##### Data in this exercise

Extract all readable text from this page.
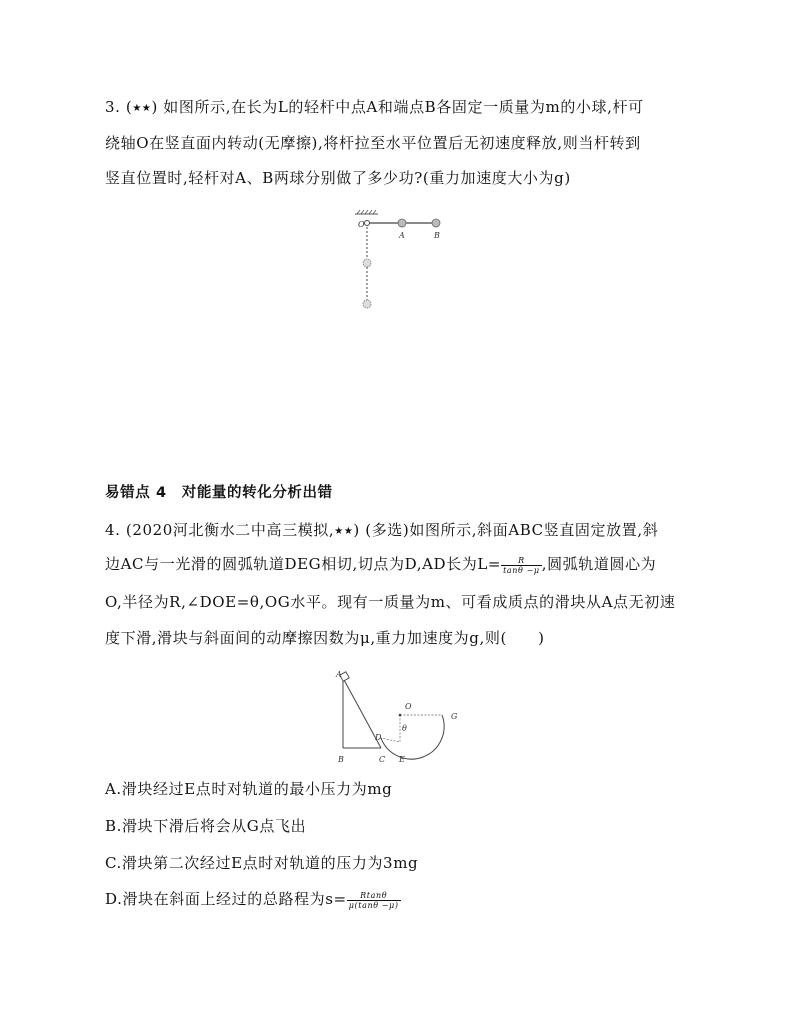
3. (★★) 如图所示,在长为L的轻杆中点A和端点B各固定一质量为m的小球,杆可
绕轴O在竖直面内转动(无摩擦),将杆拉至水平位置后无初速度释放,则当杆转到
竖直位置时,轻杆对A、B两球分别做了多少功?(重力加速度大小为g)
O
A	B
易错点 4　对能量的转化分析出错
4. (2020河北衡水二中高三模拟,★★) (多选)如图所示,斜面ABC竖直固定放置,斜
边AC与一光滑的圆弧轨道DEG相切,切点为D,AD长为$L= \frac{R}{\tan\theta -\mu}$ ,圆弧轨道圆心为
O,半径为R,∠DOE=θ,OG水平。现有一质量为m、可看成质点的滑块从A点无初速
度下滑,滑块与斜面间的动摩擦因数为μ,重力加速度为g,则(　　)
A
B	C
D
E
O
G
θ
A.滑块经过E点时对轨道的最小压力为mg
B.滑块下滑后将会从G点飞出
C.滑块第二次经过E点时对轨道的压力为3mg
D.滑块在斜面上经过的总路程为$s= \frac{Rtan\theta}{\mu(\tan\theta -\mu)}$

##########

- Required work
Omit every picture, then reproduce the rest of the listing exactly.

- Task result
Extract all readable text from this page.
3. (★★) 如图所示,在长为L的轻杆中点A和端点B各固定一质量为m的小球,杆可
绕轴O在竖直面内转动(无摩擦),将杆拉至水平位置后无初速度释放,则当杆转到
竖直位置时,轻杆对A、B两球分别做了多少功?(重力加速度大小为g)
O
A	B
易错点 4　对能量的转化分析出错
4. (2020河北衡水二中高三模拟,★★) (多选)如图所示,斜面ABC竖直固定放置,斜
边AC与一光滑的圆弧轨道DEG相切,切点为D,AD长为$L= \frac{R}{\tan\theta -\mu}$ ,圆弧轨道圆心为
O,半径为R,∠DOE=θ,OG水平。现有一质量为m、可看成质点的滑块从A点无初速
度下滑,滑块与斜面间的动摩擦因数为μ,重力加速度为g,则(　　)
A
B	C
D
E
O
G
θ
A.滑块经过E点时对轨道的最小压力为mg
B.滑块下滑后将会从G点飞出
C.滑块第二次经过E点时对轨道的压力为3mg
D.滑块在斜面上经过的总路程为$s= \frac{Rtan\theta}{\mu(\tan\theta -\mu)}$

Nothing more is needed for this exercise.